**WHAT YOU WILL DO**.
Below are some entries. Work out how many of their lines hold the word "heading", and write that number alone.

[Collected data]

───

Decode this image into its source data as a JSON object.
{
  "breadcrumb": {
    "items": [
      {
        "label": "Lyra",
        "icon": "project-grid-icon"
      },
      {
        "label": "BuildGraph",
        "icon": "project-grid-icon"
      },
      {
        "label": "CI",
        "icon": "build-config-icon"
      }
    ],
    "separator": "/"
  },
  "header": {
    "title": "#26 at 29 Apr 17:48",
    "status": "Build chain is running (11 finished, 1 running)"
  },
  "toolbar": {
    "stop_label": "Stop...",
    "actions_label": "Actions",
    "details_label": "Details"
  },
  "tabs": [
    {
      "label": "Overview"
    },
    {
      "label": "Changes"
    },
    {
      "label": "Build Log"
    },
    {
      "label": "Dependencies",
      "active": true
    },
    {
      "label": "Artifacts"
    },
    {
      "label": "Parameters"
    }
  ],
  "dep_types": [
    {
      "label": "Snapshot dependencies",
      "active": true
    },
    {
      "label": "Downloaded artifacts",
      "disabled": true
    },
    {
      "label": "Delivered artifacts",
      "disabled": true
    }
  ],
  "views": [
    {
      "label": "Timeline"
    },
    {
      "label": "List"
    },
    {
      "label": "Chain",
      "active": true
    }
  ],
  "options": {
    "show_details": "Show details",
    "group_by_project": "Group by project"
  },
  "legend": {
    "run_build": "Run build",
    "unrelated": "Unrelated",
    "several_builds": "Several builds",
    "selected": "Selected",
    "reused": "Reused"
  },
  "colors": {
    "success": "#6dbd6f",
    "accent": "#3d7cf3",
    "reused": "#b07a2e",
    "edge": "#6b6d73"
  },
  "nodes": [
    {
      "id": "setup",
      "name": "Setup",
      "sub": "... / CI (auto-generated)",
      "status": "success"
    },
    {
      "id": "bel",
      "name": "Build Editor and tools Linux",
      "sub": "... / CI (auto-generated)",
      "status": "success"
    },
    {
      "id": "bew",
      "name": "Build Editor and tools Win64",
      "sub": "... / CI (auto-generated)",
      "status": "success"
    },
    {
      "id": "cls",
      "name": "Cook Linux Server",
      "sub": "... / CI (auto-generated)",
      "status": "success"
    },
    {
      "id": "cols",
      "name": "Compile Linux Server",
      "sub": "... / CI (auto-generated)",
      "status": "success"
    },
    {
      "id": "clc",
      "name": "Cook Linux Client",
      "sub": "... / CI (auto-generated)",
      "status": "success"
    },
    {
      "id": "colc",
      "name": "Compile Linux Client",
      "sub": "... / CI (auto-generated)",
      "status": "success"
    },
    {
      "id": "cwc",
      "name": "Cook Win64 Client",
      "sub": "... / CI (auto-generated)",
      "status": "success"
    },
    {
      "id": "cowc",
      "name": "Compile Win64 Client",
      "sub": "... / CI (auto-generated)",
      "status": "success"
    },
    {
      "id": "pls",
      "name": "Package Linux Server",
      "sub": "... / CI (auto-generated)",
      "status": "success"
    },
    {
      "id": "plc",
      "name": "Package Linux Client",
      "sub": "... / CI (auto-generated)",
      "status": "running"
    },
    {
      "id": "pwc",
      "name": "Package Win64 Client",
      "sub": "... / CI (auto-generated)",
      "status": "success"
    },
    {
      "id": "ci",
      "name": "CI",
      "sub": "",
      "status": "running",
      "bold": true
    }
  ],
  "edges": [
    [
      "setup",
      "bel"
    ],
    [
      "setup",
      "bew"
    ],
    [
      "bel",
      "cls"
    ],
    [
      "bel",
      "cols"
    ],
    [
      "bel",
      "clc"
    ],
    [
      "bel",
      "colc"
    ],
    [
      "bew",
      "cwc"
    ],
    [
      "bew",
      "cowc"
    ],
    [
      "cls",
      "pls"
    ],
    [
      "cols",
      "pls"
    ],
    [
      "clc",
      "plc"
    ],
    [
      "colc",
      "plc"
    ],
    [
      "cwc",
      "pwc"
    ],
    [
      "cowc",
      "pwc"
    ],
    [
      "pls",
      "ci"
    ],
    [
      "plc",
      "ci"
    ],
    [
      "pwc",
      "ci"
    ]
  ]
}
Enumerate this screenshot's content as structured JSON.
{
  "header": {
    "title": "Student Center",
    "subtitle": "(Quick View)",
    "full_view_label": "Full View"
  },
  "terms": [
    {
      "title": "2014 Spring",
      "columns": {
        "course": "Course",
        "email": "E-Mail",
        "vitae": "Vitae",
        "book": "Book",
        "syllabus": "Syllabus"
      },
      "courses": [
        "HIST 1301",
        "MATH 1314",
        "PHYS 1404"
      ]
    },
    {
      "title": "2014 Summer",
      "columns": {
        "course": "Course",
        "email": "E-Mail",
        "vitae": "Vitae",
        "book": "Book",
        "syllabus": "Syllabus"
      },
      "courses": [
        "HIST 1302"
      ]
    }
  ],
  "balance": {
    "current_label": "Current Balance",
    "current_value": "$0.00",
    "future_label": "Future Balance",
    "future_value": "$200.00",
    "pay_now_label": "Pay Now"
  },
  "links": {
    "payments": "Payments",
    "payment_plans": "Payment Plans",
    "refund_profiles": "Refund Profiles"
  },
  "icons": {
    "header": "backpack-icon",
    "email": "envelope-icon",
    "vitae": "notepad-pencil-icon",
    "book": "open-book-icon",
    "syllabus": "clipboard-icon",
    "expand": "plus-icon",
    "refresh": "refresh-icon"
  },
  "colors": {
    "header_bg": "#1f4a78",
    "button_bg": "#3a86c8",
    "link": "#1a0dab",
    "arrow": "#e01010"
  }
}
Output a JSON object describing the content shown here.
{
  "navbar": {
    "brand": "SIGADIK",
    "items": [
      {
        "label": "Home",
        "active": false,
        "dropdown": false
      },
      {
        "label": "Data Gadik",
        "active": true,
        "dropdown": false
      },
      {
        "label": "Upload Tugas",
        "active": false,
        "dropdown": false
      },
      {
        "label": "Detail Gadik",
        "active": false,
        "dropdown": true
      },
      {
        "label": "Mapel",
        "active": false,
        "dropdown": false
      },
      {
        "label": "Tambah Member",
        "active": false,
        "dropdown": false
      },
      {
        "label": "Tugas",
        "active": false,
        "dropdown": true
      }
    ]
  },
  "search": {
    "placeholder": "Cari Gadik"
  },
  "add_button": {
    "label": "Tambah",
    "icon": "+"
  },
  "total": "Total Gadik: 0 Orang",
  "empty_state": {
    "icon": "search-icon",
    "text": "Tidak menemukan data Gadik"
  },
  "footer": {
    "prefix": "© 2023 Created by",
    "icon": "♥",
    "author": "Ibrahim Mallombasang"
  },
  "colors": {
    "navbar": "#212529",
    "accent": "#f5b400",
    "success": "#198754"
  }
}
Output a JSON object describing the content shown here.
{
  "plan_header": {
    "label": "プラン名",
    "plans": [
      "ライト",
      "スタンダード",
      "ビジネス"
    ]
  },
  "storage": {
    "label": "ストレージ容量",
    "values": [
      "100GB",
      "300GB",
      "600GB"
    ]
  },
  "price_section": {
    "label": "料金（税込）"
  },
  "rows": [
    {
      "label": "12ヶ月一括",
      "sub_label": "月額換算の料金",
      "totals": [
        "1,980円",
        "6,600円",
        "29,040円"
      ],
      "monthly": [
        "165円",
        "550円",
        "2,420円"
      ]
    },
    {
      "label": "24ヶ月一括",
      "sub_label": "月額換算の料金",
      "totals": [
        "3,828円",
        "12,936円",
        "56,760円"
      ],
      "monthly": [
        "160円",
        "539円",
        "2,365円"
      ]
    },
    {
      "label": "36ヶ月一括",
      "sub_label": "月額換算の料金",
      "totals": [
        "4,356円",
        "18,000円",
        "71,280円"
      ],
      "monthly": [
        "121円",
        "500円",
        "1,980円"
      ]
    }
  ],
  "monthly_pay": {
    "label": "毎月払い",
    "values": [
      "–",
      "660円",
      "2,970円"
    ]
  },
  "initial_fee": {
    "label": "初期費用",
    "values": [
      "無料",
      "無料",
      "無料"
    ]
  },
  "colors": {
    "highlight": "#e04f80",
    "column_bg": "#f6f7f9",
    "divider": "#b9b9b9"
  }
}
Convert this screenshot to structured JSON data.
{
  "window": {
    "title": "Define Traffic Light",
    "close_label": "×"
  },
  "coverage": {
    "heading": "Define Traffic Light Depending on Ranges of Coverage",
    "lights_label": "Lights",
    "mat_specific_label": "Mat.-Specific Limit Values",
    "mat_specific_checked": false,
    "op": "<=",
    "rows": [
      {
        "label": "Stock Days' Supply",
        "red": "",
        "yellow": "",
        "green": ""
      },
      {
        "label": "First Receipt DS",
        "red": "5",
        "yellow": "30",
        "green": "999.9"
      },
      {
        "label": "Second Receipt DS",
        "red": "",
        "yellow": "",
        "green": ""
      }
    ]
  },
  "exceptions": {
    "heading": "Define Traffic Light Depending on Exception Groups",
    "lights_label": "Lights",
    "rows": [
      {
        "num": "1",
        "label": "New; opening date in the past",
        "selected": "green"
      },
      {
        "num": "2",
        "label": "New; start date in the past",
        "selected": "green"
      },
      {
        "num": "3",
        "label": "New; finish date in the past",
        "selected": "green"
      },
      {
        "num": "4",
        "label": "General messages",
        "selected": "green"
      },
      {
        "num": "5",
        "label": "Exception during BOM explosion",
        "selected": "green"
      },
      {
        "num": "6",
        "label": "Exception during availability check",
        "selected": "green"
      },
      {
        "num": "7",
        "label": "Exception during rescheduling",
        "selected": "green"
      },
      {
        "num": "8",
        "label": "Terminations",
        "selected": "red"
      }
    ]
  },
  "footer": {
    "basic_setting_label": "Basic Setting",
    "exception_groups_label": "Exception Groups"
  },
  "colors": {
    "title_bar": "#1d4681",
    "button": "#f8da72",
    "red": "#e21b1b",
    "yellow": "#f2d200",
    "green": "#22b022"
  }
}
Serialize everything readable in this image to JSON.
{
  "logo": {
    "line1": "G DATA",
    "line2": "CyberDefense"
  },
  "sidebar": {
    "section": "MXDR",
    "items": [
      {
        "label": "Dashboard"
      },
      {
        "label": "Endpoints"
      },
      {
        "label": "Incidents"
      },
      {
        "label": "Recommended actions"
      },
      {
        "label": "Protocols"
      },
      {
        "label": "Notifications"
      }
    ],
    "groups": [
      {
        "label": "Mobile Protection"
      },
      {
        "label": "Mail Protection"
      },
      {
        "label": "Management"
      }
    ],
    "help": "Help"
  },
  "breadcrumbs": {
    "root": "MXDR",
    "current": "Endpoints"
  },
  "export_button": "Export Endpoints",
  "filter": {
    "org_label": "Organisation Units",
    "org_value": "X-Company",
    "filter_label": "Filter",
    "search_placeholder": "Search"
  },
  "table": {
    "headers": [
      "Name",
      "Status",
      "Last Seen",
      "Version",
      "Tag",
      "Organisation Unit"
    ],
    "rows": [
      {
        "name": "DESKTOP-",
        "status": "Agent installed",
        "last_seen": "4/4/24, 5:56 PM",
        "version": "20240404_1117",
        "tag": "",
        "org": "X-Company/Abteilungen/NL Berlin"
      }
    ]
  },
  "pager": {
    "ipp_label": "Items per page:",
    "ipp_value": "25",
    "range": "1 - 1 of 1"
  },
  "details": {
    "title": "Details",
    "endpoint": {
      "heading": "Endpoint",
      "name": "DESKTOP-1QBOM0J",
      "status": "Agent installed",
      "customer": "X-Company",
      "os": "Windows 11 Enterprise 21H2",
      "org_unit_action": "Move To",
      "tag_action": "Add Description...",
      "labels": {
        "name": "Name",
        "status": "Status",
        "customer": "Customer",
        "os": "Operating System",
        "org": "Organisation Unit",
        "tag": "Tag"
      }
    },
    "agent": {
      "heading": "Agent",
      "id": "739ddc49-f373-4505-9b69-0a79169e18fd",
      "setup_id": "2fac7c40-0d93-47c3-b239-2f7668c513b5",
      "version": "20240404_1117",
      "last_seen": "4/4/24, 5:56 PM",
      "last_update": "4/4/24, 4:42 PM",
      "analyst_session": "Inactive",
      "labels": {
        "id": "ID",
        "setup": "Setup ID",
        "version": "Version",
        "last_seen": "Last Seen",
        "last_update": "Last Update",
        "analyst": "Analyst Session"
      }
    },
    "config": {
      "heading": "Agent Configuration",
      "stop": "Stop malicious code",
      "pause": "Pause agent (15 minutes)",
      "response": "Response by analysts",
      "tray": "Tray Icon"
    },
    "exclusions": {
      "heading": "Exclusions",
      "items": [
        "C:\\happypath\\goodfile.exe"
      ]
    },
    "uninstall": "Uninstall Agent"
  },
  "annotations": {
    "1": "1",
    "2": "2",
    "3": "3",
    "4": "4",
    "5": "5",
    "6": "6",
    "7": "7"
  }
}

───

**FULL ANSWER**.
6